Social Media and the Olympics

Social Media and the Olympics
By Eileen Bernardo

The Modern era Olympic Games began nearly 120 years ago in the summer of 1896 in Greece. Many events are still part of the Games today: gymnastics, swimming, figure skating, skiing, but how spectators ingest the events has changed dramatically through the years.A decade ago, fans across the world cheered on their country’s teams as they followed the televised events and the news.  People sat in front of their screens to hear the victory speeches of their favorite athletes.  Unless attending the games, following on television was as close and as personal as spectators could get to these Olympic events and athletes.

Today, the Olympics are ingested in a much different fashion. The advent and subsequent adoption of social media has changed the way fans and athletes watch and participate in the elusive Games.  Athletes include their Twitter handles, media personalities and channels update their social accounts in real-time, hashtags are created to follow conversations around the Olympics, etc. Fans and spectators today can get a much more in-depth and real-time view of the activities even if they are not present at the actual events.

EXERCISES TO COMPLETE:
1. List the events that the Olympics text names as still being part of the Games today.
2. Recast the listing lines as a Markdown table with the columns Nr and Line, starting with the line containing "message-bubble-incoming[interactable]: Olha 20:53" and going on through the line containing "key-hint: 2 xyxy=(89,607,96,619)", and skip any blank lines.

THE RECORDS:
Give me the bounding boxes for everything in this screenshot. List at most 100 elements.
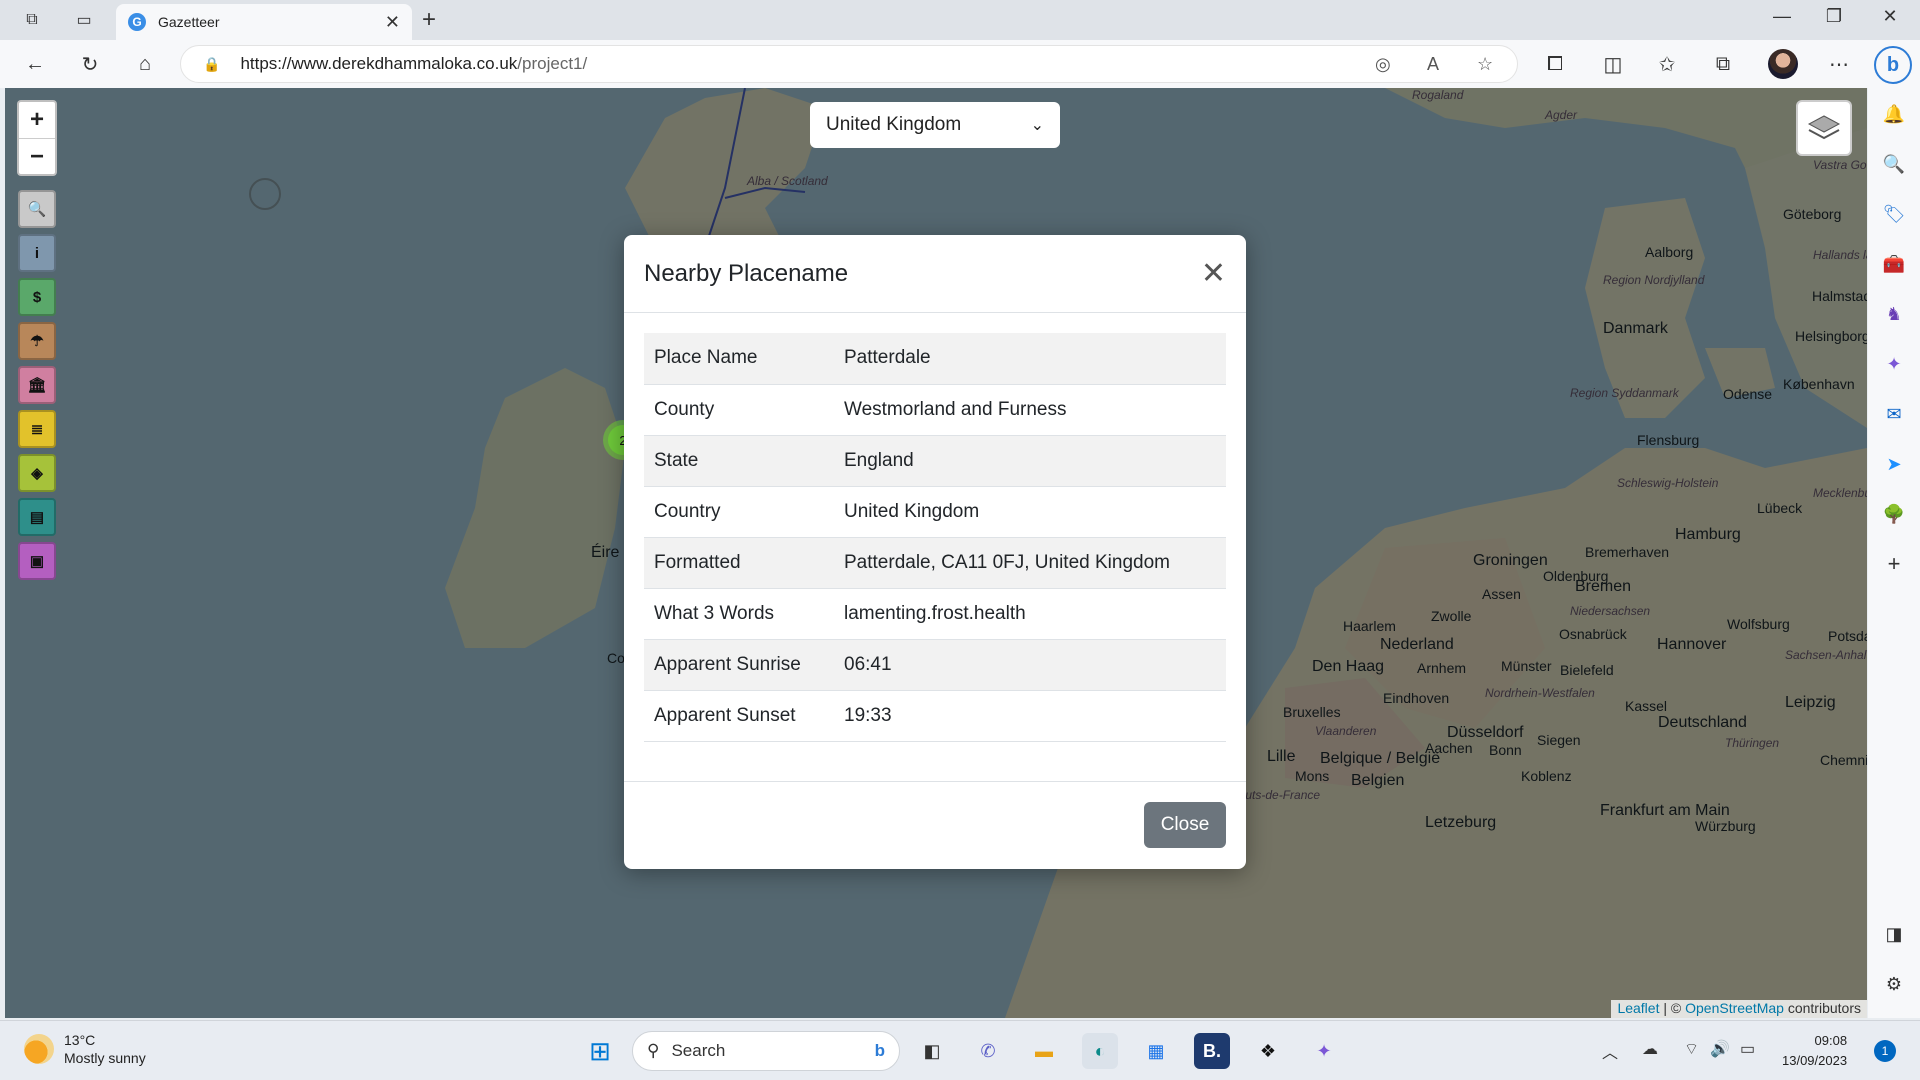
weather-button[interactable]: ☂ [18, 322, 56, 360]
booking-app-icon[interactable]: B. [1194, 1033, 1230, 1069]
row-value: England [834, 435, 1226, 487]
zoom-in-button[interactable]: + [19, 102, 55, 138]
microsoft-store-icon[interactable]: ▦ [1138, 1033, 1174, 1069]
table-row: Place Name Patterdale [644, 333, 1226, 385]
taskbar-search-label: Search [671, 1041, 726, 1060]
send-icon[interactable]: ➤ [1880, 450, 1908, 478]
add-sidebar-app-icon[interactable]: + [1880, 550, 1908, 578]
volume-icon[interactable]: 🔊 [1710, 1039, 1730, 1059]
workspaces-icon[interactable]: ⧉ [18, 8, 46, 32]
shopping-tag-icon[interactable]: 🏷 [1880, 200, 1908, 228]
close-window-button[interactable]: ✕ [1870, 6, 1910, 27]
home-icon[interactable]: ⌂ [130, 50, 160, 78]
battery-icon[interactable]: ▭ [1740, 1039, 1755, 1059]
teams-chat-icon[interactable]: ✆ [970, 1033, 1006, 1069]
outlook-icon[interactable]: ✉ [1880, 400, 1908, 428]
tree-icon[interactable]: 🌳 [1880, 500, 1908, 528]
notification-bell-icon[interactable]: 🔔 [1880, 100, 1908, 128]
row-value: 19:33 [834, 690, 1226, 742]
favorites-icon[interactable]: ✩ [1652, 50, 1682, 78]
profile-avatar[interactable] [1768, 49, 1798, 79]
table-row: Formatted Patterdale, CA11 0FJ, United Ki… [644, 537, 1226, 589]
file-explorer-icon[interactable]: ▬ [1026, 1033, 1062, 1069]
more-menu-icon[interactable]: ⋯ [1824, 50, 1854, 78]
table-row: Country United Kingdom [644, 486, 1226, 538]
search-button[interactable]: 🔍 [18, 190, 56, 228]
placename-table: Place Name Patterdale County Westmorland an… [644, 333, 1226, 742]
back-arrow-icon[interactable]: ← [20, 50, 50, 78]
copilot-taskbar-icon[interactable]: ✦ [1306, 1033, 1342, 1069]
vertical-tabs-icon[interactable]: ▭ [70, 8, 98, 32]
browser-tab-gazetteer[interactable]: G Gazetteer ✕ [116, 4, 412, 40]
task-view-icon[interactable]: ◧ [914, 1033, 950, 1069]
new-tab-button[interactable]: + [422, 6, 436, 34]
location-button[interactable]: ◈ [18, 454, 56, 492]
table-row: State England [644, 435, 1226, 487]
minimize-window-button[interactable]: — [1762, 6, 1802, 27]
read-aloud-icon[interactable]: A [1427, 54, 1439, 75]
zoom-out-button[interactable]: − [19, 138, 55, 174]
edge-sidebar: 🔔 🔍 🏷 🧰 ♞ ✦ ✉ ➤ 🌳 + ◨ ⚙ [1868, 88, 1920, 1018]
url-text[interactable]: https://www.derekdhammaloka.co.uk/projec… [240, 54, 587, 74]
sidebar-settings-icon[interactable]: ⚙ [1880, 970, 1908, 998]
lock-icon[interactable]: 🔒 [203, 56, 220, 73]
row-key: County [644, 384, 834, 436]
wifi-icon[interactable]: ⌔ [1684, 1039, 1699, 1059]
zoom-control: + − [17, 100, 57, 176]
row-key: Formatted [644, 537, 834, 589]
landmarks-button[interactable]: 🏛 [18, 366, 56, 404]
collections-icon[interactable]: ⧉ [1708, 50, 1738, 78]
row-value: Patterdale [834, 333, 1226, 385]
row-value: 06:41 [834, 639, 1226, 691]
close-tab-icon[interactable]: ✕ [385, 12, 400, 33]
osm-link[interactable]: OpenStreetMap [1685, 1000, 1784, 1016]
hide-sidebar-icon[interactable]: ◨ [1880, 920, 1908, 948]
tab-title: Gazetteer [158, 14, 220, 30]
taskbar-search[interactable]: ⚲ Search b [632, 1031, 900, 1071]
weather-widget[interactable]: 13°C Mostly sunny [24, 1031, 146, 1067]
table-row: What 3 Words lamenting.frost.health [644, 588, 1226, 640]
refresh-icon[interactable]: ↻ [75, 50, 105, 78]
modal-title: Nearby Placename [644, 259, 849, 287]
tools-icon[interactable]: 🧰 [1880, 250, 1908, 278]
currency-button[interactable]: $ [18, 278, 56, 316]
contact-button[interactable]: ▤ [18, 498, 56, 536]
dropbox-icon[interactable]: ❖ [1250, 1033, 1286, 1069]
info-button[interactable]: i [18, 234, 56, 272]
location-pin-icon[interactable]: ◎ [1375, 54, 1391, 75]
weather-condition: Mostly sunny [64, 1050, 146, 1066]
restore-window-button[interactable]: ❐ [1814, 6, 1854, 27]
address-bar[interactable]: 🔒 https://www.derekdhammaloka.co.uk/proj… [180, 45, 1518, 83]
row-key: Country [644, 486, 834, 538]
row-key: Place Name [644, 333, 834, 385]
extensions-icon[interactable]: ⧠ [1540, 50, 1570, 78]
windows-taskbar: 13°C Mostly sunny ⊞ ⚲ Search b ◧ ✆ ▬ ◐ ▦… [0, 1020, 1920, 1080]
country-select[interactable]: United Kingdom ⌄ [810, 102, 1060, 148]
show-hidden-icons-chevron-up-icon[interactable]: ︿ [1602, 1039, 1618, 1063]
system-clock[interactable]: 09:08 13/09/2023 [1782, 1031, 1847, 1071]
games-icon[interactable]: ♞ [1880, 300, 1908, 328]
search-icon[interactable]: 🔍 [1880, 150, 1908, 178]
clock-date: 13/09/2023 [1782, 1053, 1848, 1068]
favorite-star-icon[interactable]: ☆ [1477, 54, 1493, 75]
layers-control[interactable] [1796, 100, 1852, 156]
table-row: County Westmorland and Furness [644, 384, 1226, 436]
close-button[interactable]: Close [1144, 802, 1226, 848]
split-screen-icon[interactable]: ◫ [1598, 50, 1628, 78]
leaflet-link[interactable]: Leaflet [1617, 1000, 1659, 1016]
close-icon[interactable]: ✕ [1201, 256, 1226, 291]
gazetteer-favicon-icon: G [128, 13, 146, 31]
bing-icon: b [874, 1041, 885, 1060]
data-button[interactable]: ≣ [18, 410, 56, 448]
layers-icon [1807, 115, 1841, 140]
clock-time: 09:08 [1814, 1033, 1848, 1048]
edge-browser-icon[interactable]: ◐ [1082, 1033, 1118, 1069]
notification-badge[interactable]: 1 [1874, 1040, 1896, 1062]
row-value: Patterdale, CA11 0FJ, United Kingdom [834, 537, 1226, 589]
copilot-icon[interactable]: ✦ [1880, 350, 1908, 378]
bing-copilot-icon[interactable]: b [1874, 46, 1912, 84]
nearby-placename-modal: Nearby Placename ✕ Place Name Patterdale C… [624, 235, 1246, 869]
onedrive-cloud-icon[interactable]: ☁ [1642, 1039, 1658, 1059]
windows-start-icon[interactable]: ⊞ [582, 1033, 618, 1069]
news-button[interactable]: ▣ [18, 542, 56, 580]
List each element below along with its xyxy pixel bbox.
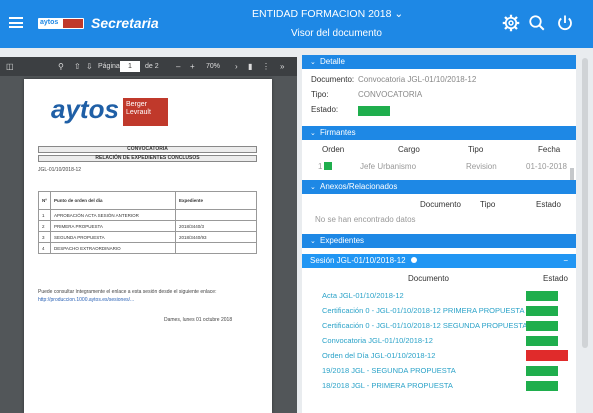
pdf-page: aytos Berger Levrault CONVOCATORIA RELAC… <box>24 79 272 413</box>
expediente-link[interactable]: 18/2018 JGL - PRIMERA PROPUESTA <box>322 381 453 390</box>
page-number-input[interactable]: 1 <box>120 61 140 72</box>
pdf-footer-link[interactable]: http://produccion.1000.aytos.es/sesiones… <box>38 297 258 303</box>
zoom-select[interactable]: 70% <box>206 63 220 70</box>
section-detalle-header[interactable]: ⌄ Detalle <box>302 55 576 69</box>
power-icon[interactable] <box>556 14 574 32</box>
anexos-col-estado: Estado <box>536 200 561 209</box>
firmante-status <box>324 162 332 170</box>
zoom-out-icon[interactable]: – <box>176 62 180 71</box>
menu-icon[interactable] <box>9 17 23 28</box>
arrow-down-icon[interactable]: ⇩ <box>86 62 93 71</box>
page-label: Página <box>98 63 120 70</box>
arrow-up-icon[interactable]: ⇧ <box>74 62 81 71</box>
expediente-link[interactable]: Convocatoria JGL-01/10/2018-12 <box>322 336 433 345</box>
brand-logo-text: aytos <box>40 19 59 26</box>
expediente-link[interactable]: 19/2018 JGL - SEGUNDA PROPUESTA <box>322 366 456 375</box>
fullscreen-icon[interactable]: › <box>235 62 238 71</box>
pdf-doc-type: CONVOCATORIA <box>38 146 257 153</box>
expediente-status <box>526 381 558 391</box>
estado-label: Estado: <box>311 105 339 114</box>
expediente-status <box>526 291 558 301</box>
panel-scrollbar[interactable] <box>582 58 588 348</box>
collapse-icon[interactable]: − <box>563 254 568 268</box>
pdf-signature: Dames, lunes 01 octubre 2018 <box>164 317 233 323</box>
page-total: de 2 <box>145 63 159 70</box>
chevron-down-icon: ⌄ <box>310 184 316 191</box>
table-scrollbar[interactable] <box>570 168 574 180</box>
pdf-ref: JGL-01/10/2018-12 <box>38 167 82 173</box>
expediente-link[interactable]: Certificación 0 - JGL-01/10/2018-12 PRIM… <box>322 306 524 315</box>
anexos-col-tipo: Tipo <box>480 200 496 209</box>
estado-badge <box>358 106 390 116</box>
partner-logo: Berger Levrault <box>123 98 168 126</box>
more-tools-icon[interactable]: ⋮ <box>262 62 270 71</box>
settings-icon[interactable] <box>502 14 520 32</box>
session-header[interactable]: Sesión JGL-01/10/2018-12 − <box>302 254 576 268</box>
firmante-cargo: Jefe Urbanismo <box>360 162 417 171</box>
tipo-label: Tipo: <box>311 90 329 99</box>
session-status-icon <box>410 257 417 263</box>
expand-icon[interactable]: » <box>280 62 284 71</box>
exp-col-documento: Documento <box>408 274 449 283</box>
firmante-orden: 1 <box>318 162 323 171</box>
col-fecha: Fecha <box>538 145 561 154</box>
expediente-link[interactable]: Orden del Día JGL-01/10/2018-12 <box>322 351 435 360</box>
col-cargo: Cargo <box>398 145 420 154</box>
viewer-toolbar: ◫ ⚲ ⇧ ⇩ Página 1 de 2 – + 70% › ▮ ⋮ » <box>0 57 297 76</box>
anexos-col-documento: Documento <box>420 200 461 209</box>
search-icon[interactable] <box>528 14 546 32</box>
anexos-empty-text: No se han encontrado datos <box>315 215 416 224</box>
pdf-footer-text: Puede consultar íntegramente el enlace a… <box>38 289 217 295</box>
documento-label: Documento: <box>311 75 355 84</box>
chevron-down-icon: ⌄ <box>310 130 316 137</box>
expediente-status <box>526 336 558 346</box>
session-label: Sesión JGL-01/10/2018-12 <box>310 256 406 265</box>
bookmark-icon[interactable]: ▮ <box>248 62 252 71</box>
chevron-down-icon: ⌄ <box>310 59 316 66</box>
firmante-tipo: Revision <box>466 162 497 171</box>
chevron-down-icon: ⌄ <box>310 238 316 245</box>
expediente-status <box>526 306 558 316</box>
zoom-in-icon[interactable]: + <box>190 62 195 71</box>
section-firmantes-header[interactable]: ⌄ Firmantes <box>302 126 576 140</box>
document-viewer: ◫ ⚲ ⇧ ⇩ Página 1 de 2 – + 70% › ▮ ⋮ » ay… <box>0 57 297 413</box>
col-orden: Orden <box>322 145 345 154</box>
search-icon[interactable]: ⚲ <box>58 62 64 71</box>
firmante-fecha: 01-10-2018 <box>526 162 567 171</box>
documento-value: Convocatoria JGL-01/10/2018-12 <box>358 75 477 84</box>
pdf-doc-title: RELACIÓN DE EXPEDIENTES CONCLUSOS <box>38 155 257 162</box>
section-anexos-header[interactable]: ⌄ Anexos/Relacionados <box>302 180 576 194</box>
expediente-link[interactable]: Acta JGL-01/10/2018-12 <box>322 291 404 300</box>
section-expedientes-header[interactable]: ⌄ Expedientes <box>302 234 576 248</box>
tipo-value: CONVOCATORIA <box>358 90 423 99</box>
col-tipo: Tipo <box>468 145 484 154</box>
pdf-table: Nº Punto de orden del día Expediente 1 APRO… <box>38 191 257 254</box>
entity-selector[interactable]: ENTIDAD FORMACION 2018 ⌄ <box>252 8 403 20</box>
sidebar-toggle-icon[interactable]: ◫ <box>6 62 14 71</box>
exp-col-estado: Estado <box>543 274 568 283</box>
expediente-status <box>526 366 558 376</box>
expediente-status <box>526 321 558 331</box>
expediente-status <box>526 350 568 361</box>
expediente-link[interactable]: Certificación 0 - JGL-01/10/2018-12 SEGU… <box>322 321 527 330</box>
pdf-logo: aytos <box>51 94 119 124</box>
top-bar: aytos Secretaria ENTIDAD FORMACION 2018 … <box>0 0 593 48</box>
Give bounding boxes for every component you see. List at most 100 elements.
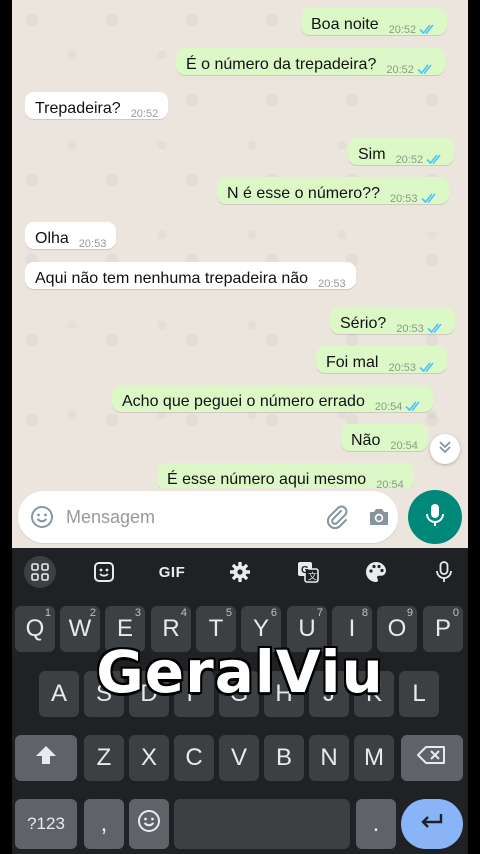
message-bubble-incoming[interactable]: Olha 20:53 xyxy=(25,222,117,250)
key-label: . xyxy=(372,810,380,837)
paperclip-icon[interactable] xyxy=(324,504,350,535)
message-box[interactable]: Mensagem xyxy=(18,491,398,543)
keyboard-toolbar: GIF G文 xyxy=(12,548,468,596)
key-c[interactable]: C xyxy=(174,735,214,781)
key-label: N xyxy=(320,744,338,771)
key-hint: 2 xyxy=(89,607,96,619)
chat-area[interactable]: Boa noite 20:52 É o número da trepadeira?… xyxy=(12,0,468,548)
key-label: C xyxy=(185,744,203,771)
key-hint: 0 xyxy=(452,607,459,619)
key-label: X xyxy=(140,744,157,771)
key-label: , xyxy=(100,810,108,837)
message-text: É esse número aqui mesmo xyxy=(167,471,367,488)
key-label: Z xyxy=(96,744,112,771)
message-time: 20:54 xyxy=(374,401,403,413)
message-input[interactable]: Mensagem xyxy=(66,507,155,528)
message-text: N é esse o número?? xyxy=(227,185,380,202)
message-bubble-outgoing[interactable]: Não 20:54 xyxy=(341,424,428,452)
double-check-read-icon xyxy=(427,320,445,340)
message-bubble-outgoing[interactable]: Foi mal 20:53 xyxy=(316,346,447,374)
key-hint: 9 xyxy=(406,607,413,619)
backspace-key[interactable] xyxy=(401,735,463,781)
message-text: Foi mal xyxy=(326,354,379,371)
message-time: 20:52 xyxy=(395,154,424,166)
message-time: 20:53 xyxy=(389,193,418,205)
camera-icon[interactable] xyxy=(366,504,392,535)
emoji-icon xyxy=(137,809,161,840)
message-time: 20:53 xyxy=(396,323,424,335)
apps-grid-icon[interactable] xyxy=(24,556,56,588)
enter-arrow-icon xyxy=(419,810,445,838)
message-text: Sério? xyxy=(340,315,387,332)
key-label: B xyxy=(275,744,292,771)
double-check-read-icon xyxy=(417,61,435,81)
message-time: 20:52 xyxy=(386,64,414,76)
scroll-to-bottom-button[interactable] xyxy=(430,434,460,464)
emoji-key[interactable] xyxy=(129,799,169,849)
message-text: Sim xyxy=(358,146,386,163)
symbols-key[interactable]: ?123 xyxy=(15,799,77,849)
backspace-icon xyxy=(417,744,447,772)
message-bubble-outgoing[interactable]: Boa noite 20:52 xyxy=(301,8,448,36)
message-text: É o número da trepadeira? xyxy=(186,56,377,73)
period-key[interactable]: . xyxy=(356,799,396,849)
key-label: ?123 xyxy=(27,814,65,833)
microphone-icon xyxy=(424,502,446,533)
watermark-logo: GeralViu xyxy=(96,638,384,706)
message-text: Boa noite xyxy=(311,16,379,33)
emoji-icon[interactable] xyxy=(30,505,54,534)
message-bubble-outgoing[interactable]: Acho que peguei o número errado 20:54 xyxy=(112,385,434,413)
shift-arrow-icon xyxy=(35,744,57,772)
microphone-button[interactable] xyxy=(408,490,462,544)
message-text: Não xyxy=(351,432,381,449)
message-text: Trepadeira? xyxy=(35,100,121,117)
message-text: Olha xyxy=(35,230,69,247)
key-label: M xyxy=(364,744,384,771)
message-bubble-incoming[interactable]: Aqui não tem nenhuma trepadeira não 20:53 xyxy=(25,262,356,290)
double-check-read-icon xyxy=(420,190,439,210)
message-time: 20:52 xyxy=(130,108,159,120)
key-n[interactable]: N xyxy=(309,735,349,781)
enter-key[interactable] xyxy=(401,799,463,849)
key-v[interactable]: V xyxy=(219,735,259,781)
space-bar[interactable] xyxy=(174,799,350,849)
message-bubble-incoming[interactable]: Trepadeira? 20:52 xyxy=(25,92,169,120)
key-x[interactable]: X xyxy=(129,735,169,781)
palette-icon[interactable] xyxy=(362,558,390,586)
double-chevron-down-icon xyxy=(438,440,452,459)
message-time: 20:53 xyxy=(388,362,416,374)
double-check-read-icon xyxy=(419,359,437,379)
double-check-read-icon xyxy=(426,151,444,171)
key-label: V xyxy=(230,744,247,771)
phone-screen: Boa noite 20:52 É o número da trepadeira?… xyxy=(0,0,480,854)
key-z[interactable]: Z xyxy=(84,735,124,781)
key-m[interactable]: M xyxy=(354,735,394,781)
gif-button[interactable]: GIF xyxy=(154,558,190,586)
sticker-icon[interactable] xyxy=(90,558,118,586)
voice-input-icon[interactable] xyxy=(430,558,458,586)
gif-label: GIF xyxy=(158,563,186,581)
message-text: Aqui não tem nenhuma trepadeira não xyxy=(35,270,309,287)
key-hint: 7 xyxy=(316,607,323,619)
message-time: 20:52 xyxy=(388,24,417,36)
message-bubble-outgoing[interactable]: Sério? 20:53 xyxy=(330,307,455,335)
message-text: Acho que peguei o número errado xyxy=(122,393,365,410)
gear-icon[interactable] xyxy=(226,558,254,586)
message-bubble-outgoing[interactable]: É o número da trepadeira? 20:52 xyxy=(176,48,445,76)
key-b[interactable]: B xyxy=(264,735,304,781)
message-bubble-outgoing[interactable]: É esse número aqui mesmo 20:54 xyxy=(157,463,414,491)
message-composer: Mensagem xyxy=(12,488,468,548)
key-hint: 3 xyxy=(134,607,141,619)
message-bubble-outgoing[interactable]: N é esse o número?? 20:53 xyxy=(217,177,449,205)
key-hint: 4 xyxy=(180,607,187,619)
shift-key[interactable] xyxy=(15,735,77,781)
comma-key[interactable]: , xyxy=(84,799,124,849)
double-check-read-icon xyxy=(405,398,423,418)
key-hint: 5 xyxy=(225,607,232,619)
key-hint: 6 xyxy=(270,607,277,619)
message-time: 20:54 xyxy=(390,440,418,452)
translate-icon[interactable]: G文 xyxy=(294,558,322,586)
message-time: 20:53 xyxy=(78,238,107,250)
message-bubble-outgoing[interactable]: Sim 20:52 xyxy=(348,138,455,166)
double-check-read-icon xyxy=(419,21,437,41)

COMPLETE ANSWERS:
1.
- gymnastics
- swimming
- figure skating
- skiing

2.
| Nr | Line |
|---|---|
| 1 | message-bubble-incoming[interactable]: Olha 20:53 xyxy=(25,222,117,250) |
| 2 | key-label: . xyxy=(372,810,380,837) |
| 3 | paperclip-icon[interactable] xyxy=(324,504,350,535) |
| 4 | message-box[interactable]: Mensagem xyxy=(18,491,398,543) |
| 5 | keyboard-toolbar: GIF G文 xyxy=(12,548,468,596) |
| 6 | key-c[interactable]: C xyxy=(174,735,214,781) |
| 7 | key-label: N xyxy=(320,744,338,771) |
| 8 | key-hint: 2 xyxy=(89,607,96,619) |